[What to produce]
Collect the lines of the entries where "molestie" shows up.

%%

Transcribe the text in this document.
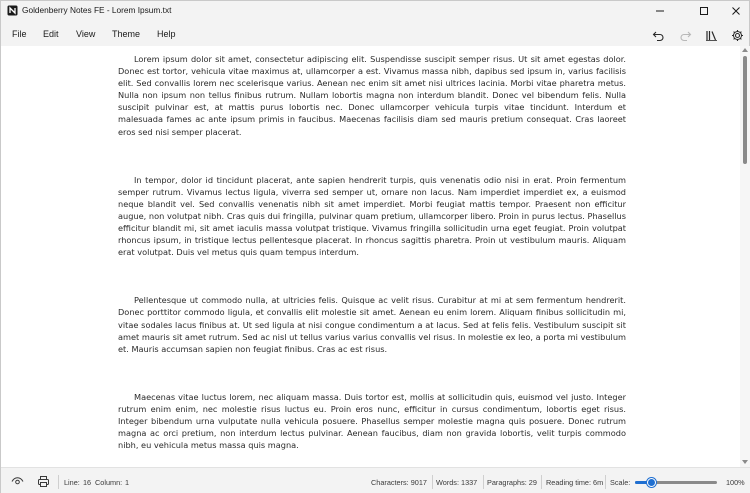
Goldenberry Notes FE - Lorem Ipsum.txt
File Edit View Theme Help

Lorem ipsum dolor sit amet, consectetur adipiscing elit. Suspendisse suscipit semper risus. Ut sit amet egestas dolor. Donec est tortor, vehicula vitae maximus at, ullamcorper a est. Vivamus massa nibh, dapibus sed ipsum in, varius facilisis elit. Sed convallis lorem nec scelerisque varius. Aenean nec enim sit amet nisi ultrices lacinia. Morbi vitae pharetra metus. Nulla non ipsum non tellus finibus rutrum. Nullam lobortis magna non interdum blandit. Donec vel bibendum felis. Nulla suscipit pulvinar est, at mattis purus lobortis nec. Donec ullamcorper vehicula turpis vitae tincidunt. Interdum et malesuada fames ac ante ipsum primis in faucibus. Maecenas facilisis diam sed mauris pretium consequat. Cras laoreet eros sed nisi semper placerat.

In tempor, dolor id tincidunt placerat, ante sapien hendrerit turpis, quis venenatis odio nisi in erat. Proin fermentum semper rutrum. Vivamus lectus ligula, viverra sed semper ut, ornare non lacus. Nam imperdiet imperdiet ex, a euismod neque blandit vel. Sed convallis venenatis nibh sit amet imperdiet. Morbi feugiat mattis tempor. Praesent non efficitur augue, non volutpat nibh. Cras quis dui fringilla, pulvinar quam pretium, ullamcorper libero. Proin in purus lectus. Phasellus efficitur blandit mi, sit amet iaculis massa volutpat tristique. Vivamus fringilla sollicitudin urna eget feugiat. Proin volutpat rhoncus ipsum, in tristique lectus pellentesque placerat. In rhoncus sagittis pharetra. Proin ut vestibulum mauris. Aliquam erat volutpat. Duis vel metus quis quam tempus interdum.

Pellentesque ut commodo nulla, at ultricies felis. Quisque ac velit risus. Curabitur at mi at sem fermentum hendrerit. Donec porttitor commodo ligula, et convallis elit molestie sit amet. Aenean eu enim lorem. Aliquam finibus sollicitudin mi, vitae sodales lacus finibus at. Ut sed ligula at nisi congue condimentum a at lacus. Sed at felis felis. Vestibulum suscipit sit amet mauris sit amet rutrum. Sed ac nisl ut tellus varius varius convallis vel risus. In molestie ex leo, a porta mi vestibulum et. Mauris accumsan sapien non feugiat finibus. Cras ac est risus.

Maecenas vitae luctus lorem, nec aliquam massa. Duis tortor est, mollis at sollicitudin quis, euismod vel justo. Integer rutrum enim enim, nec molestie risus luctus eu. Proin eros nunc, efficitur in cursus condimentum, lobortis eget risus. Integer bibendum urna vulputate nulla vehicula posuere. Phasellus semper molestie magna quis posuere. Donec rutrum magna ac orci pretium, non interdum lectus pulvinar. Aenean faucibus, diam non gravida lobortis, velit turpis commodo nibh, eu vehicula metus massa quis magna.

Line: 16 Column: 1	Characters: 9017 Words: 1337 Paragraphs: 29 Reading time: 6m Scale:	100%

%%

[Final result]
Pellentesque ut commodo nulla, at ultricies felis. Quisque ac velit risus. Curabitur at mi at sem fermentum hendrerit. Donec porttitor commodo ligula, et convallis elit molestie sit amet. Aenean eu enim lorem. Aliquam finibus sollicitudin mi, vitae sodales lacus finibus at. Ut sed ligula at nisi congue condimentum a at lacus. Sed at felis felis. Vestibulum suscipit sit amet mauris sit amet rutrum. Sed ac nisl ut tellus varius varius convallis vel risus. In molestie ex leo, a porta mi vestibulum et. Mauris accumsan sapien non feugiat finibus. Cras ac est risus.
Maecenas vitae luctus lorem, nec aliquam massa. Duis tortor est, mollis at sollicitudin quis, euismod vel justo. Integer rutrum enim enim, nec molestie risus luctus eu. Proin eros nunc, efficitur in cursus condimentum, lobortis eget risus. Integer bibendum urna vulputate nulla vehicula posuere. Phasellus semper molestie magna quis posuere. Donec rutrum magna ac orci pretium, non interdum lectus pulvinar. Aenean faucibus, diam non gravida lobortis, velit turpis commodo nibh, eu vehicula metus massa quis magna.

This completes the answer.